Give only the number of lines in the data that include the string "type".

----------

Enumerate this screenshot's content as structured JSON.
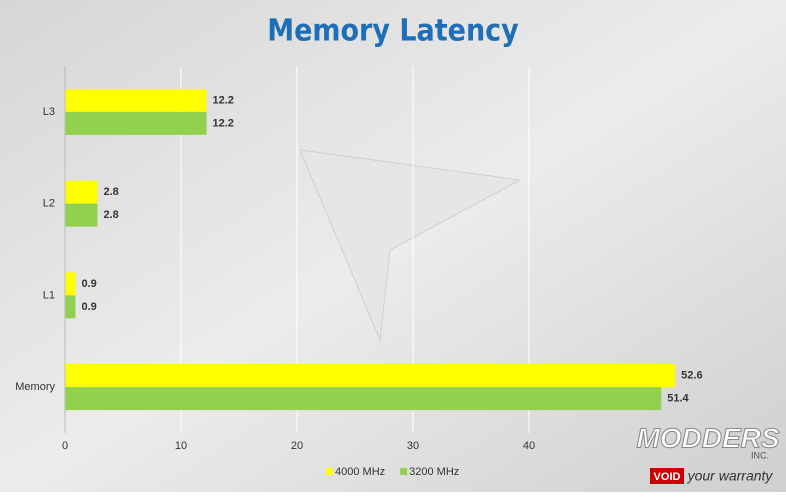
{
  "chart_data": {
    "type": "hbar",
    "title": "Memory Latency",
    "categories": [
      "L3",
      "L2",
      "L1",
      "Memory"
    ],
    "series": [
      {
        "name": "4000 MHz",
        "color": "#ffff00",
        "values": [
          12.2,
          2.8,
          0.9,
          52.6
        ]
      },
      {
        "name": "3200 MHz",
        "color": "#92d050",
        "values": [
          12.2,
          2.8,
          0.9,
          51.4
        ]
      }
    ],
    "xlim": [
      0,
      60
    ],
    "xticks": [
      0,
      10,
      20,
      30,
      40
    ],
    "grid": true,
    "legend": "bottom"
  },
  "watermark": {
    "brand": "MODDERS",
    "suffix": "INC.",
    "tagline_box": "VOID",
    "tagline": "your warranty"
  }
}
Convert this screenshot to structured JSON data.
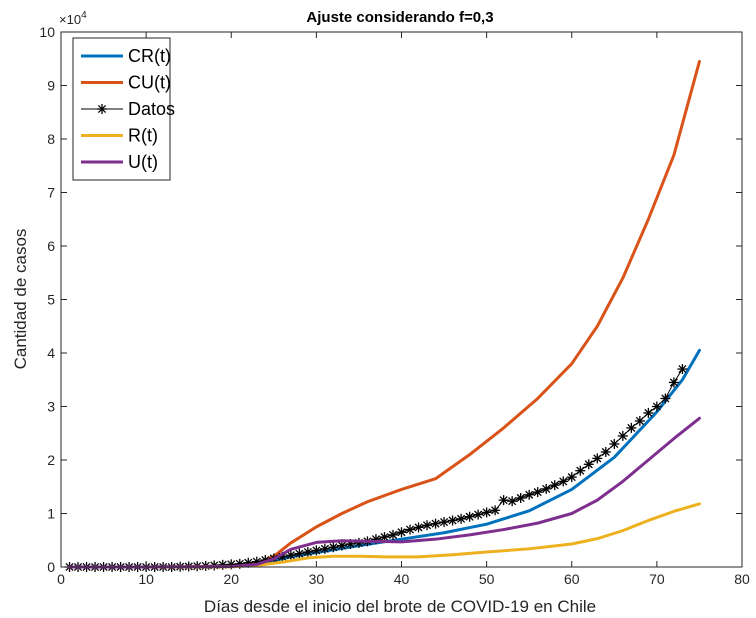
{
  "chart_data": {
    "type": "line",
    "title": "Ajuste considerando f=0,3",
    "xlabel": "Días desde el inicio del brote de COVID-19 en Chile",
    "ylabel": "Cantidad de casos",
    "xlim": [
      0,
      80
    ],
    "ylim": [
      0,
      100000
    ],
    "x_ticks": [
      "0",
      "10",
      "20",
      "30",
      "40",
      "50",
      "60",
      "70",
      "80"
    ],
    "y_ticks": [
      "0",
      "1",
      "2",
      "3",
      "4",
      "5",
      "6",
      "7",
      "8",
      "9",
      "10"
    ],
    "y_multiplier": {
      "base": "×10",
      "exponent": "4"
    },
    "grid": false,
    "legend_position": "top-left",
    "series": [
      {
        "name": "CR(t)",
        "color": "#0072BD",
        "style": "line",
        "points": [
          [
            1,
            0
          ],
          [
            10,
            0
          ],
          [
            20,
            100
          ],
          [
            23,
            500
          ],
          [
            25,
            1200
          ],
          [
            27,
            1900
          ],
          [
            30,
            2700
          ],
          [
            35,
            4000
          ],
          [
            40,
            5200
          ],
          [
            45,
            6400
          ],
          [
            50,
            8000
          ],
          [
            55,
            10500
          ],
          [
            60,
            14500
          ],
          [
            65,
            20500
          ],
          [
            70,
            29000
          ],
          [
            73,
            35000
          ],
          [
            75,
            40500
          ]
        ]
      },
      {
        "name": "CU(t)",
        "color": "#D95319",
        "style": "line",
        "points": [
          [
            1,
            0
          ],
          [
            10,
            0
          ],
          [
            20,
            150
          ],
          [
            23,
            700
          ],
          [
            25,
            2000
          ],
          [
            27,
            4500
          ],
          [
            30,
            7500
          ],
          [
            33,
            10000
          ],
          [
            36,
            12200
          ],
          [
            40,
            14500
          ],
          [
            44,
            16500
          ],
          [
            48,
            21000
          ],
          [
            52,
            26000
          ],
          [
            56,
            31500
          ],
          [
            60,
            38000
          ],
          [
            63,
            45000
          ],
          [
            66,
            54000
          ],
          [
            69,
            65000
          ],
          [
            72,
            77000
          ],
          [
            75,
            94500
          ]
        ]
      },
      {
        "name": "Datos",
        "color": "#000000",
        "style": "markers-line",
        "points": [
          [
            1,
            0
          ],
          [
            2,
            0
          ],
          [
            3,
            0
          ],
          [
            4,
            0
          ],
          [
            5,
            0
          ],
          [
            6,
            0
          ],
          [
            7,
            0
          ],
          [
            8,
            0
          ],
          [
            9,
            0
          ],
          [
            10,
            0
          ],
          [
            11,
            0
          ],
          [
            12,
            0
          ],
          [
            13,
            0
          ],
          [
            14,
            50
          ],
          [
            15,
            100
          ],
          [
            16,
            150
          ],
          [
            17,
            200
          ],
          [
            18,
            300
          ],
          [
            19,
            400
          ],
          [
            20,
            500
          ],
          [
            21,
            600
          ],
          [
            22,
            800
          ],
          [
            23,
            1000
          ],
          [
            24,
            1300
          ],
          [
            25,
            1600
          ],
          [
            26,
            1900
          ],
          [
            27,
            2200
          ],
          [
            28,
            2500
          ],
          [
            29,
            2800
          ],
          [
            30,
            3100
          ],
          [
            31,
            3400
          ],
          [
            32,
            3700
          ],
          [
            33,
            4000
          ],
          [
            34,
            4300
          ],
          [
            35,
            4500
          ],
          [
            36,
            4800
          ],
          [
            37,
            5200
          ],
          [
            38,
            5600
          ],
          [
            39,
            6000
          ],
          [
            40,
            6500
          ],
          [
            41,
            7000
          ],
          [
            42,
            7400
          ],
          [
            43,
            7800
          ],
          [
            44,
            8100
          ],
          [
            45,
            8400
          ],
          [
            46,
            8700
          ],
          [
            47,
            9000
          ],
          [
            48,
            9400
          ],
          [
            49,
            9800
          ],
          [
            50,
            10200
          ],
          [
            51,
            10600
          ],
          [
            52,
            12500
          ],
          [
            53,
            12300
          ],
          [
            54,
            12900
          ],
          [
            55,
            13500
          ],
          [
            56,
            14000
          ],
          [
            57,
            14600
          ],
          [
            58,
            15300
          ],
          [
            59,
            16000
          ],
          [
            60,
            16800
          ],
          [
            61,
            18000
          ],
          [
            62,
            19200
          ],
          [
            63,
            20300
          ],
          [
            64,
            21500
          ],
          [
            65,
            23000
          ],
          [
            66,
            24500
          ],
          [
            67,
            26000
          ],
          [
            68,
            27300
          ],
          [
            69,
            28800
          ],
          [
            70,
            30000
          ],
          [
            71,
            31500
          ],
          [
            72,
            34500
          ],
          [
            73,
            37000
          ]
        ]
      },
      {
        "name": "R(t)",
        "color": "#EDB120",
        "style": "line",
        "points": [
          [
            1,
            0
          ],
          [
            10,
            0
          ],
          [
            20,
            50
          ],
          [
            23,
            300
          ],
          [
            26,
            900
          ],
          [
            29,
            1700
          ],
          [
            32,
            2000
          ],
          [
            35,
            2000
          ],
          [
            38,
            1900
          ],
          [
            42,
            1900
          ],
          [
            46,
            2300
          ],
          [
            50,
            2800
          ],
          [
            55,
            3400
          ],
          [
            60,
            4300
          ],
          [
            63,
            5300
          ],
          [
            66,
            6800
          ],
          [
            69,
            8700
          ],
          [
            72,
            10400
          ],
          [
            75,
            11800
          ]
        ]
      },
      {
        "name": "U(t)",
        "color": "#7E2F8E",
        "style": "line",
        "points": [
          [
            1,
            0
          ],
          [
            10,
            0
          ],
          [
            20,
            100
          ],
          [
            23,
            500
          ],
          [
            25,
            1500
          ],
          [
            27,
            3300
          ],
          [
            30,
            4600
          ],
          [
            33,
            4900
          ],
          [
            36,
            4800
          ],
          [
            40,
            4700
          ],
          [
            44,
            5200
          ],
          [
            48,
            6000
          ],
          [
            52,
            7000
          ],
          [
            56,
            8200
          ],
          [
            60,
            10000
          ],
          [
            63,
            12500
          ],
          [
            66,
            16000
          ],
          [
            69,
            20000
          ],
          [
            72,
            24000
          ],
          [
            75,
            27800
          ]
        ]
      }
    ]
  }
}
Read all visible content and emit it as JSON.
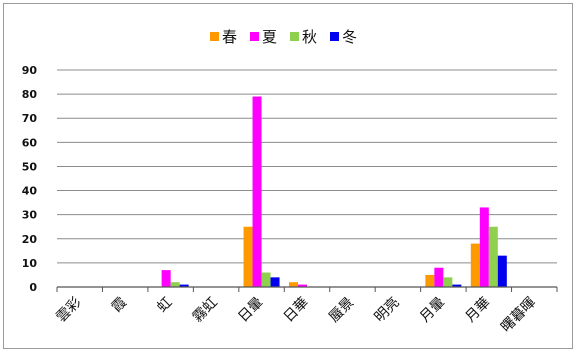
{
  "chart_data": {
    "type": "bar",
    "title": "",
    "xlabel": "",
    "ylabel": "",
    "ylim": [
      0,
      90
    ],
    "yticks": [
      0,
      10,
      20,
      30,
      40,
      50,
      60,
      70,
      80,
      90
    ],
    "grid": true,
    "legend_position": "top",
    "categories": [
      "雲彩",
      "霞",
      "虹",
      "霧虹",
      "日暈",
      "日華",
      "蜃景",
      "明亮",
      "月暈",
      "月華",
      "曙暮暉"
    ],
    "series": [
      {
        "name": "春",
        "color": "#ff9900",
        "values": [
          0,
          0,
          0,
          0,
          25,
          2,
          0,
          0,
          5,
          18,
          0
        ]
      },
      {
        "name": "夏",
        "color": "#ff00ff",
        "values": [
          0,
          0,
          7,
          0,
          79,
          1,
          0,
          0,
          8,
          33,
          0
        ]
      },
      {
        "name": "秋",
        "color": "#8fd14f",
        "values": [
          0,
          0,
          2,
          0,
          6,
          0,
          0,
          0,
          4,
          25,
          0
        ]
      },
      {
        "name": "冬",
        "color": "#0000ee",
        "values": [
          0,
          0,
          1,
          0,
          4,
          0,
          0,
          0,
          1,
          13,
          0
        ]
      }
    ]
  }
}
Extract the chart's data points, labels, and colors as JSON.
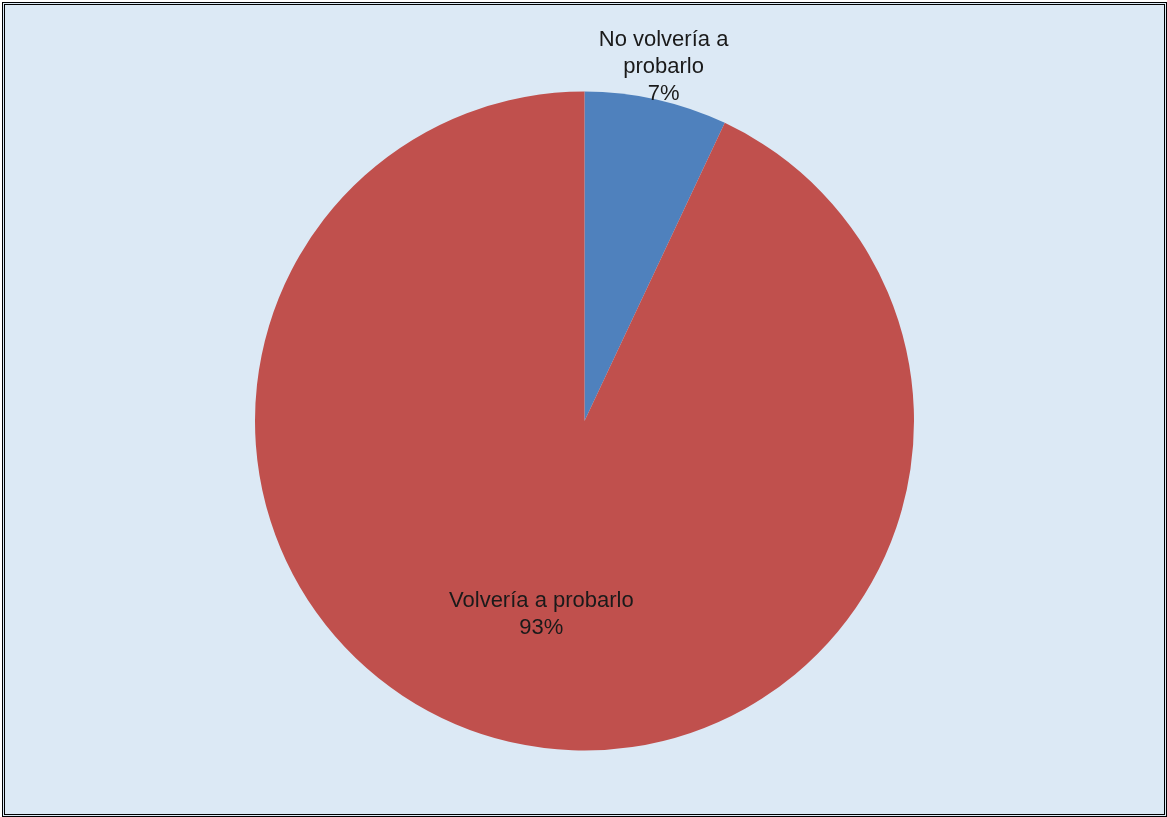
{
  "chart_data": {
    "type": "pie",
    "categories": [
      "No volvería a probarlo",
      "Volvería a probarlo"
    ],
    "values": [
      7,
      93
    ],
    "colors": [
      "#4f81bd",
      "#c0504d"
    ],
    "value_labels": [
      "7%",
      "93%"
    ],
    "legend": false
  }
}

----------

## COMPLETED TASK:
4